Wherever a line holds the string "ГОСТ", copy that line.

+++ STORED DATA +++

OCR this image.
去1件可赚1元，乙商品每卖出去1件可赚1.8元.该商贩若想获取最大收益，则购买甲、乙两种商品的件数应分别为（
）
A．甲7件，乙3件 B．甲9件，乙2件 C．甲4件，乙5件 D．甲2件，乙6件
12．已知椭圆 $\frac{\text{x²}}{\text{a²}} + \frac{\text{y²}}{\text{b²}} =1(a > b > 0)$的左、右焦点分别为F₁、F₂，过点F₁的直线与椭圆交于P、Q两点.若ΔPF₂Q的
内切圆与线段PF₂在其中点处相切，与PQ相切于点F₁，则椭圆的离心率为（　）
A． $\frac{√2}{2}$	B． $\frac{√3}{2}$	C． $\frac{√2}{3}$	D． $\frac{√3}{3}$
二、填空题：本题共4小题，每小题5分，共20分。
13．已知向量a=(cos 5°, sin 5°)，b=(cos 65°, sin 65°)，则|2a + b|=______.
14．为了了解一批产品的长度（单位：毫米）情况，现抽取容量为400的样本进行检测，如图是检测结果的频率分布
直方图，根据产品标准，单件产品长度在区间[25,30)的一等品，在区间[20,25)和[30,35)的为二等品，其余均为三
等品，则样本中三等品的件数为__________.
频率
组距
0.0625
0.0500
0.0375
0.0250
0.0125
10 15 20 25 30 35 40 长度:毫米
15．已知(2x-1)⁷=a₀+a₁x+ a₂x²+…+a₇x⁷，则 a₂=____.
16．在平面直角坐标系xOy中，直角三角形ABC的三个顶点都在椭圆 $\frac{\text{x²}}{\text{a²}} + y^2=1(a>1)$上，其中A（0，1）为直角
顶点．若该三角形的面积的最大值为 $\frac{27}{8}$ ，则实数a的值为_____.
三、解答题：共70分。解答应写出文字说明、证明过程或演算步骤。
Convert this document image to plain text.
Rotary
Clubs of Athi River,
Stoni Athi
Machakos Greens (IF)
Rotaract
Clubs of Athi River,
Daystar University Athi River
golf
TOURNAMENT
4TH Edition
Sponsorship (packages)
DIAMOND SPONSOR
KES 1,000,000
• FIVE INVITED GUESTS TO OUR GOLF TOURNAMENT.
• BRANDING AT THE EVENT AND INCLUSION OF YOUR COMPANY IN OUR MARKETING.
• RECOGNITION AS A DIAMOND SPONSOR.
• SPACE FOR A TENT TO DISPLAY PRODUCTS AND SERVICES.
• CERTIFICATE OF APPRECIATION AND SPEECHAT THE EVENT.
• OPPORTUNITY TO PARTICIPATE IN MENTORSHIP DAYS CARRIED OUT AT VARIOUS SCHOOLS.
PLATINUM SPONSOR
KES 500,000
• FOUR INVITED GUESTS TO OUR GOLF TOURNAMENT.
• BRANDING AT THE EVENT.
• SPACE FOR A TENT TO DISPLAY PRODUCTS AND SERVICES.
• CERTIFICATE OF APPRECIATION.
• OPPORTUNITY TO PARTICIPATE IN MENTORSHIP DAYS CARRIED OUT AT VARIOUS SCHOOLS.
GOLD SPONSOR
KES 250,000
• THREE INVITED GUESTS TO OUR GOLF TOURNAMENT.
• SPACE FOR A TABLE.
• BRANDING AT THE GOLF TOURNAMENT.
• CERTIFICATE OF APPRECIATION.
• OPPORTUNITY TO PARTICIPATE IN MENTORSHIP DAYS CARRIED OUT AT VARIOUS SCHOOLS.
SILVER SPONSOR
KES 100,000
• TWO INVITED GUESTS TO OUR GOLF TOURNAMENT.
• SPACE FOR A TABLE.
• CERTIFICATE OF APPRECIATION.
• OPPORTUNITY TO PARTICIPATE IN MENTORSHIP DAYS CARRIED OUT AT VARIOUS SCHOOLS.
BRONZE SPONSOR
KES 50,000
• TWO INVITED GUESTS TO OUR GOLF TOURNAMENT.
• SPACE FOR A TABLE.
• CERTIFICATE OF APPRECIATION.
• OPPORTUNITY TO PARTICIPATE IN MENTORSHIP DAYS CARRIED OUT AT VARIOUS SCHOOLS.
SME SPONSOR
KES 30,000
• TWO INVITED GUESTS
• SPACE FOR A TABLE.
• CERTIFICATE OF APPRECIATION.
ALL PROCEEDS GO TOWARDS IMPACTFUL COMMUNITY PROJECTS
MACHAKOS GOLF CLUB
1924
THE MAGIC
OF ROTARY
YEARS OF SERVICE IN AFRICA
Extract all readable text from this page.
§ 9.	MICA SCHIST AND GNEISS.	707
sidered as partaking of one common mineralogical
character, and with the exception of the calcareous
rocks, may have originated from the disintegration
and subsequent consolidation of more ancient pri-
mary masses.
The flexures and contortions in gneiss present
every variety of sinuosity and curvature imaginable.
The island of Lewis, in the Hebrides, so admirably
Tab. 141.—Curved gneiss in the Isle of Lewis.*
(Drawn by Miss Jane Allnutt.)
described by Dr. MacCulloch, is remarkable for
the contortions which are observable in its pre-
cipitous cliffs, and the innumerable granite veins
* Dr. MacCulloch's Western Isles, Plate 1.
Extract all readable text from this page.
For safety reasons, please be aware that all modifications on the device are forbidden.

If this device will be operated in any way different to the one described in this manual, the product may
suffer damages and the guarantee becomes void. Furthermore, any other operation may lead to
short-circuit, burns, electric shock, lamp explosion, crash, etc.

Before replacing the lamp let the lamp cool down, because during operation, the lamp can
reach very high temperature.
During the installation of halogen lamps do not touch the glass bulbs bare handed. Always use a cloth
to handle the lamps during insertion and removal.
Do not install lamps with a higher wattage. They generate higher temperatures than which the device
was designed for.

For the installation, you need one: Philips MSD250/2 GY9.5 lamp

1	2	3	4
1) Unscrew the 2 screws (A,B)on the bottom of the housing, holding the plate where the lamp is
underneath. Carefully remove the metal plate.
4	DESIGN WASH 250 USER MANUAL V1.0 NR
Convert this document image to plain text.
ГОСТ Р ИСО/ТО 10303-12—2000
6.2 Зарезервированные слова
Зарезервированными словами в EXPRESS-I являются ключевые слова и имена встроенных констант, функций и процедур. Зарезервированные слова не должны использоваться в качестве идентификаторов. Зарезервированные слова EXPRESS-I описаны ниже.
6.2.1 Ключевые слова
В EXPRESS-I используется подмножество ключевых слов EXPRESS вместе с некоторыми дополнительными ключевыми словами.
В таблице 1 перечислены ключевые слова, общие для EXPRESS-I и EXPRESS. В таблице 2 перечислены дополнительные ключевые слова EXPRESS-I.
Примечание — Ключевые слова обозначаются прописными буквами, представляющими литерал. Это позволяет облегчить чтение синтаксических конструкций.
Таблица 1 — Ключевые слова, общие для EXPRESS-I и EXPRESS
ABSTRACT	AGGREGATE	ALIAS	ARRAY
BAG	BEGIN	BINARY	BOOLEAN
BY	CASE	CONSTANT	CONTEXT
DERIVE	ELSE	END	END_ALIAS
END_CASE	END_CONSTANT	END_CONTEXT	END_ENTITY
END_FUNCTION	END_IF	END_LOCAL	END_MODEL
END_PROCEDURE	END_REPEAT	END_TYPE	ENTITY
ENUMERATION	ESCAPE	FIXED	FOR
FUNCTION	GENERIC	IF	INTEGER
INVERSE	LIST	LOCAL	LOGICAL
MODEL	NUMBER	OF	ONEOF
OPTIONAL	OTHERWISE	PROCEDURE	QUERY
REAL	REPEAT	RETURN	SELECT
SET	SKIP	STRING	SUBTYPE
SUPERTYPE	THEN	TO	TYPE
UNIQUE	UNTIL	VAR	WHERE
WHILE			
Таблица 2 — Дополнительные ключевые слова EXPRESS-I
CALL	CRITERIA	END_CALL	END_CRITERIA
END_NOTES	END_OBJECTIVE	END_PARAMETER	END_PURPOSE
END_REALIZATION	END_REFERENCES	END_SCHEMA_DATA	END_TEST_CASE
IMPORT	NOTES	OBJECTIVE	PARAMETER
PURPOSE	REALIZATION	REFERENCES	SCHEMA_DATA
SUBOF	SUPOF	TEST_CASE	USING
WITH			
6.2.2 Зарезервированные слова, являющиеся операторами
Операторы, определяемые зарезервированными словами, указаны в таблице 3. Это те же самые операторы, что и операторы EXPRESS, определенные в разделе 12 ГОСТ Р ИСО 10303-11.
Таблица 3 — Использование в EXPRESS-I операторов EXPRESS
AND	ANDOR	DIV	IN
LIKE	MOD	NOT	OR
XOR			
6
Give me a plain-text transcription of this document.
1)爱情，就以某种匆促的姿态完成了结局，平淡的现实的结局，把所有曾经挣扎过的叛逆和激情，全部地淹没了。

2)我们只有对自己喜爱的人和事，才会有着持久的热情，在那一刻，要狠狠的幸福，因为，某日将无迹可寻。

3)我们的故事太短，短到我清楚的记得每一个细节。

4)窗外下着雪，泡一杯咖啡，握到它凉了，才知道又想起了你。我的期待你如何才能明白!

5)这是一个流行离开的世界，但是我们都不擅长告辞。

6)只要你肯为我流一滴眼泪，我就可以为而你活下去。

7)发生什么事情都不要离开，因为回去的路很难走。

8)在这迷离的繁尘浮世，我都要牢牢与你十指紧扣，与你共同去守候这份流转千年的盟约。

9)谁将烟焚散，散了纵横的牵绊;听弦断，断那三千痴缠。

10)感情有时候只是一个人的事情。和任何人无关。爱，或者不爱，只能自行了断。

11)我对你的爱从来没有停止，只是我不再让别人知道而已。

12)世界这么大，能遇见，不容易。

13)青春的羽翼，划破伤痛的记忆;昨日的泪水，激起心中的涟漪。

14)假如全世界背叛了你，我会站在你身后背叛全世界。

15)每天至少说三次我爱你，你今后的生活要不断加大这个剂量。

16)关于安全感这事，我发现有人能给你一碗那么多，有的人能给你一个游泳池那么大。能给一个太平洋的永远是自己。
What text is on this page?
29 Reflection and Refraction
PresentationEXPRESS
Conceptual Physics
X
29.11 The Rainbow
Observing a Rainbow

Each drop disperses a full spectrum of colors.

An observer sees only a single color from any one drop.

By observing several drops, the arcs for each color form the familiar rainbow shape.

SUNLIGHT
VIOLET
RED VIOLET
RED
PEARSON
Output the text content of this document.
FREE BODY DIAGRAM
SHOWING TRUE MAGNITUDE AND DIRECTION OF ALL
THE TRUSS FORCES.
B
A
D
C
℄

+++

_OUTPUT OF THE TASK_
ГОСТ Р ИСО/ТО 10303-12—2000
Операторы, определяемые зарезервированными словами, указаны в таблице 3. Это те же самые операторы, что и операторы EXPRESS, определенные в разделе 12 ГОСТ Р ИСО 10303-11.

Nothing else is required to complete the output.